Written request -> Extract the data exactly, missing nothing.

Information supplied ->
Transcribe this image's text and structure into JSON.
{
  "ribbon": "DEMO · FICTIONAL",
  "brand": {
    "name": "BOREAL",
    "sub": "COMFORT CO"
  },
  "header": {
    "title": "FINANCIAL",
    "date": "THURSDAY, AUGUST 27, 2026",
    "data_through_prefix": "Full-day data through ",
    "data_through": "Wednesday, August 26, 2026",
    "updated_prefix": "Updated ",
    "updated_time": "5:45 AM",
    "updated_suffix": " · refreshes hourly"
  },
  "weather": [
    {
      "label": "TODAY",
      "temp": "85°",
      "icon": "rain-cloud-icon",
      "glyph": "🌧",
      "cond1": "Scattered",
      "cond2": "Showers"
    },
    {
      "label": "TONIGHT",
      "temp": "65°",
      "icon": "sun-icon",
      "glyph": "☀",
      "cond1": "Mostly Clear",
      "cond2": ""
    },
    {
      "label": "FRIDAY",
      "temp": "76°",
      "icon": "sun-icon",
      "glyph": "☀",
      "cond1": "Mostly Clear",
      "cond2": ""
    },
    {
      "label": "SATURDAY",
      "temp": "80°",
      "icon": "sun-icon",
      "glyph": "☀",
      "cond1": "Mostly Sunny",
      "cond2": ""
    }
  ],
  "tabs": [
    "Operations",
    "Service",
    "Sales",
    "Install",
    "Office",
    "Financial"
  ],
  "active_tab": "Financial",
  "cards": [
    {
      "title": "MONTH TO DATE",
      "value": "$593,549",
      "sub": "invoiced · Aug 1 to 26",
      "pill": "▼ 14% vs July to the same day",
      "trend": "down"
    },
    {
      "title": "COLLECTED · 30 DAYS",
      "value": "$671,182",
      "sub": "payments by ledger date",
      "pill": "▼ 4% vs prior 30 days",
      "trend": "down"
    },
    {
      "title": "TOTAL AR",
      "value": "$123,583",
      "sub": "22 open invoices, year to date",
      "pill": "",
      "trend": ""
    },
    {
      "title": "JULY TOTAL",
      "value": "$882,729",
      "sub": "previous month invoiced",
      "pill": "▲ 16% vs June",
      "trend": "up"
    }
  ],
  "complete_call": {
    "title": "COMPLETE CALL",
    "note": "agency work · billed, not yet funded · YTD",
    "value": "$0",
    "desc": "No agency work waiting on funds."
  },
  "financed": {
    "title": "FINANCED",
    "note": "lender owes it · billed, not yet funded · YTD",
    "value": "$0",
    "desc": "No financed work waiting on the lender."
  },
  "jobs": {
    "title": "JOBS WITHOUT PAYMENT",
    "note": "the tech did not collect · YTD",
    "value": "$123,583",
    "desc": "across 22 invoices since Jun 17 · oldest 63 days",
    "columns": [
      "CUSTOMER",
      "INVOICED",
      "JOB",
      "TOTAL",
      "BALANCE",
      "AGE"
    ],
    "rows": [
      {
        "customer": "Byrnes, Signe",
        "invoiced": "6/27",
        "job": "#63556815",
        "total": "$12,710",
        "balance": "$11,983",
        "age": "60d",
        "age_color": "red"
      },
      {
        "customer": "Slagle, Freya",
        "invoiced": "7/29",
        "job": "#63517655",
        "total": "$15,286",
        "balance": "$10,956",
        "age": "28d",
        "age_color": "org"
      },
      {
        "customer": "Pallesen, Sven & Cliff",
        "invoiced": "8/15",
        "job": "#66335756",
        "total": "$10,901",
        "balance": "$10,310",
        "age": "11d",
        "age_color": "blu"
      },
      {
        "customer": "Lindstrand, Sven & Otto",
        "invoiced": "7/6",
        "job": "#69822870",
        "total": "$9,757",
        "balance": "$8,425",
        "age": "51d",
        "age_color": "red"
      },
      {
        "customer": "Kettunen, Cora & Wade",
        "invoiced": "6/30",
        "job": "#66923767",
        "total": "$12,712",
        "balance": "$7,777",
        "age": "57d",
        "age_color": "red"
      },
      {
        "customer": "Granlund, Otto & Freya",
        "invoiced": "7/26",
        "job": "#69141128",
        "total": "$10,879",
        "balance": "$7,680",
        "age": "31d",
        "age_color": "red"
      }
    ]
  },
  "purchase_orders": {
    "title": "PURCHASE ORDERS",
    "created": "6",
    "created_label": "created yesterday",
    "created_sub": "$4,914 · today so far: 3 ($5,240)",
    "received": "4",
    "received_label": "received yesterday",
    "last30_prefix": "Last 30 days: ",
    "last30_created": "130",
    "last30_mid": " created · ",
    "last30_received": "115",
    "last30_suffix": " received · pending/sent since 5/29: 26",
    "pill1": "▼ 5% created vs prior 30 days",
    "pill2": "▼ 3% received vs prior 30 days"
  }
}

Output of the exercise ->
Transcribe this image's text and structure into JSON.
{
  "ribbon": "DEMO · FICTIONAL",
  "brand": {
    "name": "BOREAL",
    "sub": "COMFORT CO"
  },
  "header": {
    "title": "FINANCIAL",
    "date": "THURSDAY, AUGUST 27, 2026",
    "data_through_prefix": "Full-day data through ",
    "data_through": "Wednesday, August 26, 2026",
    "updated_prefix": "Updated ",
    "updated_time": "5:45 AM",
    "updated_suffix": " · refreshes hourly"
  },
  "weather": [
    {
      "label": "TODAY",
      "temp": "85°",
      "icon": "rain-cloud-icon",
      "glyph": "🌧",
      "cond1": "Scattered",
      "cond2": "Showers"
    },
    {
      "label": "TONIGHT",
      "temp": "65°",
      "icon": "sun-icon",
      "glyph": "☀",
      "cond1": "Mostly Clear",
      "cond2": ""
    },
    {
      "label": "FRIDAY",
      "temp": "76°",
      "icon": "sun-icon",
      "glyph": "☀",
      "cond1": "Mostly Clear",
      "cond2": ""
    },
    {
      "label": "SATURDAY",
      "temp": "80°",
      "icon": "sun-icon",
      "glyph": "☀",
      "cond1": "Mostly Sunny",
      "cond2": ""
    }
  ],
  "tabs": [
    "Operations",
    "Service",
    "Sales",
    "Install",
    "Office",
    "Financial"
  ],
  "active_tab": "Financial",
  "cards": [
    {
      "title": "MONTH TO DATE",
      "value": "$593,549",
      "sub": "invoiced · Aug 1 to 26",
      "pill": "▼ 14% vs July to the same day",
      "trend": "down"
    },
    {
      "title": "COLLECTED · 30 DAYS",
      "value": "$671,182",
      "sub": "payments by ledger date",
      "pill": "▼ 4% vs prior 30 days",
      "trend": "down"
    },
    {
      "title": "TOTAL AR",
      "value": "$123,583",
      "sub": "22 open invoices, year to date",
      "pill": "",
      "trend": ""
    },
    {
      "title": "JULY TOTAL",
      "value": "$882,729",
      "sub": "previous month invoiced",
      "pill": "▲ 16% vs June",
      "trend": "up"
    }
  ],
  "complete_call": {
    "title": "COMPLETE CALL",
    "note": "agency work · billed, not yet funded · YTD",
    "value": "$0",
    "desc": "No agency work waiting on funds."
  },
  "financed": {
    "title": "FINANCED",
    "note": "lender owes it · billed, not yet funded · YTD",
    "value": "$0",
    "desc": "No financed work waiting on the lender."
  },
  "jobs": {
    "title": "JOBS WITHOUT PAYMENT",
    "note": "the tech did not collect · YTD",
    "value": "$123,583",
    "desc": "across 22 invoices since Jun 17 · oldest 63 days",
    "columns": [
      "CUSTOMER",
      "INVOICED",
      "JOB",
      "TOTAL",
      "BALANCE",
      "AGE"
    ],
    "rows": [
      {
        "customer": "Byrnes, Signe",
        "invoiced": "6/27",
        "job": "#63556815",
        "total": "$12,710",
        "balance": "$11,983",
        "age": "60d",
        "age_color": "red"
      },
      {
        "customer": "Slagle, Freya",
        "invoiced": "7/29",
        "job": "#63517655",
        "total": "$15,286",
        "balance": "$10,956",
        "age": "28d",
        "age_color": "org"
      },
      {
        "customer": "Pallesen, Sven & Cliff",
        "invoiced": "8/15",
        "job": "#66335756",
        "total": "$10,901",
        "balance": "$10,310",
        "age": "11d",
        "age_color": "blu"
      },
      {
        "customer": "Lindstrand, Sven & Otto",
        "invoiced": "7/6",
        "job": "#69822870",
        "total": "$9,757",
        "balance": "$8,425",
        "age": "51d",
        "age_color": "red"
      },
      {
        "customer": "Kettunen, Cora & Wade",
        "invoiced": "6/30",
        "job": "#66923767",
        "total": "$12,712",
        "balance": "$7,777",
        "age": "57d",
        "age_color": "red"
      },
      {
        "customer": "Granlund, Otto & Freya",
        "invoiced": "7/26",
        "job": "#69141128",
        "total": "$10,879",
        "balance": "$7,680",
        "age": "31d",
        "age_color": "red"
      }
    ]
  },
  "purchase_orders": {
    "title": "PURCHASE ORDERS",
    "created": "6",
    "created_label": "created yesterday",
    "created_sub": "$4,914 · today so far: 3 ($5,240)",
    "received": "4",
    "received_label": "received yesterday",
    "last30_prefix": "Last 30 days: ",
    "last30_created": "130",
    "last30_mid": " created · ",
    "last30_received": "115",
    "last30_suffix": " received · pending/sent since 5/29: 26",
    "pill1": "▼ 5% created vs prior 30 days",
    "pill2": "▼ 3% received vs prior 30 days"
  }
}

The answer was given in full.